Task brief:
Any picture among the records should be left out, please; retype the rest exactly.

[Records about charts and figures]
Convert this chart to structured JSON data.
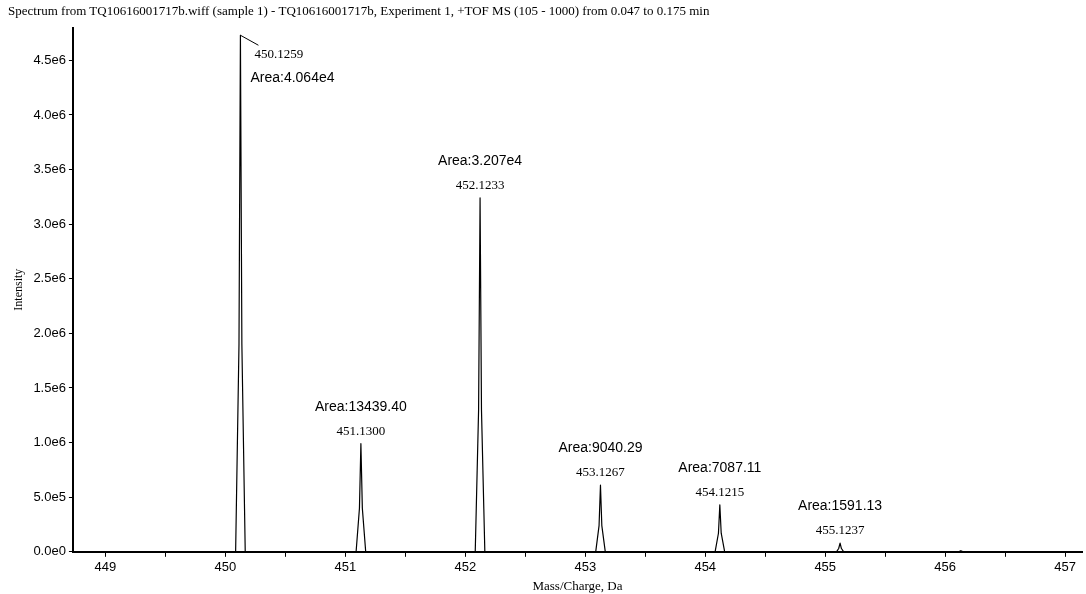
{
  "chart_data": {
    "type": "line",
    "title": "Spectrum from TQ10616001717b.wiff (sample 1) - TQ10616001717b, Experiment 1, +TOF MS (105 - 1000) from 0.047 to 0.175 min",
    "xlabel": "Mass/Charge, Da",
    "ylabel": "Intensity",
    "x": [
      448.73,
      450.086,
      450.114,
      450.1259,
      450.138,
      450.166,
      451.09,
      451.118,
      451.13,
      451.142,
      451.17,
      452.083,
      452.111,
      452.1233,
      452.135,
      452.163,
      453.087,
      453.115,
      453.1267,
      453.138,
      453.167,
      454.082,
      454.11,
      454.1215,
      454.133,
      454.162,
      455.094,
      455.112,
      455.1237,
      455.135,
      455.154,
      456.11,
      456.13,
      456.15,
      457.14
    ],
    "series": [
      {
        "color": "#000000",
        "values": [
          0,
          0,
          1900000,
          4730000,
          1900000,
          0,
          0,
          400000,
          990000,
          400000,
          0,
          0,
          1300000,
          3240000,
          1300000,
          0,
          0,
          240000,
          610000,
          240000,
          0,
          0,
          170000,
          430000,
          170000,
          0,
          0,
          30000,
          80000,
          30000,
          0,
          0,
          10000,
          0,
          0
        ]
      }
    ],
    "xlim": [
      448.73,
      457.14
    ],
    "xticks": [
      449,
      {
        "value": 449.5,
        "label": null
      },
      450,
      {
        "value": 450.5,
        "label": null
      },
      451,
      {
        "value": 451.5,
        "label": null
      },
      452,
      {
        "value": 452.5,
        "label": null
      },
      453,
      {
        "value": 453.5,
        "label": null
      },
      454,
      {
        "value": 454.5,
        "label": null
      },
      455,
      {
        "value": 455.5,
        "label": null
      },
      456,
      {
        "value": 456.5,
        "label": null
      },
      457
    ],
    "ylim": [
      0,
      4800000
    ],
    "yticks": [
      {
        "value": 0,
        "label": "0.0e0"
      },
      {
        "value": 500000,
        "label": "5.0e5"
      },
      {
        "value": 1000000,
        "label": "1.0e6"
      },
      {
        "value": 1500000,
        "label": "1.5e6"
      },
      {
        "value": 2000000,
        "label": "2.0e6"
      },
      {
        "value": 2500000,
        "label": "2.5e6"
      },
      {
        "value": 3000000,
        "label": "3.0e6"
      },
      {
        "value": 3500000,
        "label": "3.5e6"
      },
      {
        "value": 4000000,
        "label": "4.0e6"
      },
      {
        "value": 4500000,
        "label": "4.5e6"
      }
    ],
    "marker": "none",
    "line_style": "solid",
    "annotations": [
      {
        "text": "450.1259",
        "x": 450.1259,
        "y": 4730000
      },
      {
        "text": "Area:4.064e4",
        "x": 450.1259,
        "y": 4730000
      },
      {
        "text": "451.1300",
        "x": 451.13,
        "y": 990000
      },
      {
        "text": "Area:13439.40",
        "x": 451.13,
        "y": 990000
      },
      {
        "text": "452.1233",
        "x": 452.1233,
        "y": 3240000
      },
      {
        "text": "Area:3.207e4",
        "x": 452.1233,
        "y": 3240000
      },
      {
        "text": "453.1267",
        "x": 453.1267,
        "y": 610000
      },
      {
        "text": "Area:9040.29",
        "x": 453.1267,
        "y": 610000
      },
      {
        "text": "454.1215",
        "x": 454.1215,
        "y": 430000
      },
      {
        "text": "Area:7087.11",
        "x": 454.1215,
        "y": 430000
      },
      {
        "text": "455.1237",
        "x": 455.1237,
        "y": 80000
      },
      {
        "text": "Area:1591.13",
        "x": 455.1237,
        "y": 80000
      }
    ]
  }
}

Task response:
Convert this chart to structured JSON data.
{
  "chart_data": {
    "type": "line",
    "title": "Spectrum from TQ10616001717b.wiff (sample 1) - TQ10616001717b, Experiment 1, +TOF MS (105 - 1000) from 0.047 to 0.175 min",
    "xlabel": "Mass/Charge, Da",
    "ylabel": "Intensity",
    "x": [
      448.73,
      450.086,
      450.114,
      450.1259,
      450.138,
      450.166,
      451.09,
      451.118,
      451.13,
      451.142,
      451.17,
      452.083,
      452.111,
      452.1233,
      452.135,
      452.163,
      453.087,
      453.115,
      453.1267,
      453.138,
      453.167,
      454.082,
      454.11,
      454.1215,
      454.133,
      454.162,
      455.094,
      455.112,
      455.1237,
      455.135,
      455.154,
      456.11,
      456.13,
      456.15,
      457.14
    ],
    "series": [
      {
        "color": "#000000",
        "values": [
          0,
          0,
          1900000,
          4730000,
          1900000,
          0,
          0,
          400000,
          990000,
          400000,
          0,
          0,
          1300000,
          3240000,
          1300000,
          0,
          0,
          240000,
          610000,
          240000,
          0,
          0,
          170000,
          430000,
          170000,
          0,
          0,
          30000,
          80000,
          30000,
          0,
          0,
          10000,
          0,
          0
        ]
      }
    ],
    "xlim": [
      448.73,
      457.14
    ],
    "xticks": [
      449,
      {
        "value": 449.5,
        "label": null
      },
      450,
      {
        "value": 450.5,
        "label": null
      },
      451,
      {
        "value": 451.5,
        "label": null
      },
      452,
      {
        "value": 452.5,
        "label": null
      },
      453,
      {
        "value": 453.5,
        "label": null
      },
      454,
      {
        "value": 454.5,
        "label": null
      },
      455,
      {
        "value": 455.5,
        "label": null
      },
      456,
      {
        "value": 456.5,
        "label": null
      },
      457
    ],
    "ylim": [
      0,
      4800000
    ],
    "yticks": [
      {
        "value": 0,
        "label": "0.0e0"
      },
      {
        "value": 500000,
        "label": "5.0e5"
      },
      {
        "value": 1000000,
        "label": "1.0e6"
      },
      {
        "value": 1500000,
        "label": "1.5e6"
      },
      {
        "value": 2000000,
        "label": "2.0e6"
      },
      {
        "value": 2500000,
        "label": "2.5e6"
      },
      {
        "value": 3000000,
        "label": "3.0e6"
      },
      {
        "value": 3500000,
        "label": "3.5e6"
      },
      {
        "value": 4000000,
        "label": "4.0e6"
      },
      {
        "value": 4500000,
        "label": "4.5e6"
      }
    ],
    "marker": "none",
    "line_style": "solid",
    "annotations": [
      {
        "text": "450.1259",
        "x": 450.1259,
        "y": 4730000
      },
      {
        "text": "Area:4.064e4",
        "x": 450.1259,
        "y": 4730000
      },
      {
        "text": "451.1300",
        "x": 451.13,
        "y": 990000
      },
      {
        "text": "Area:13439.40",
        "x": 451.13,
        "y": 990000
      },
      {
        "text": "452.1233",
        "x": 452.1233,
        "y": 3240000
      },
      {
        "text": "Area:3.207e4",
        "x": 452.1233,
        "y": 3240000
      },
      {
        "text": "453.1267",
        "x": 453.1267,
        "y": 610000
      },
      {
        "text": "Area:9040.29",
        "x": 453.1267,
        "y": 610000
      },
      {
        "text": "454.1215",
        "x": 454.1215,
        "y": 430000
      },
      {
        "text": "Area:7087.11",
        "x": 454.1215,
        "y": 430000
      },
      {
        "text": "455.1237",
        "x": 455.1237,
        "y": 80000
      },
      {
        "text": "Area:1591.13",
        "x": 455.1237,
        "y": 80000
      }
    ]
  }
}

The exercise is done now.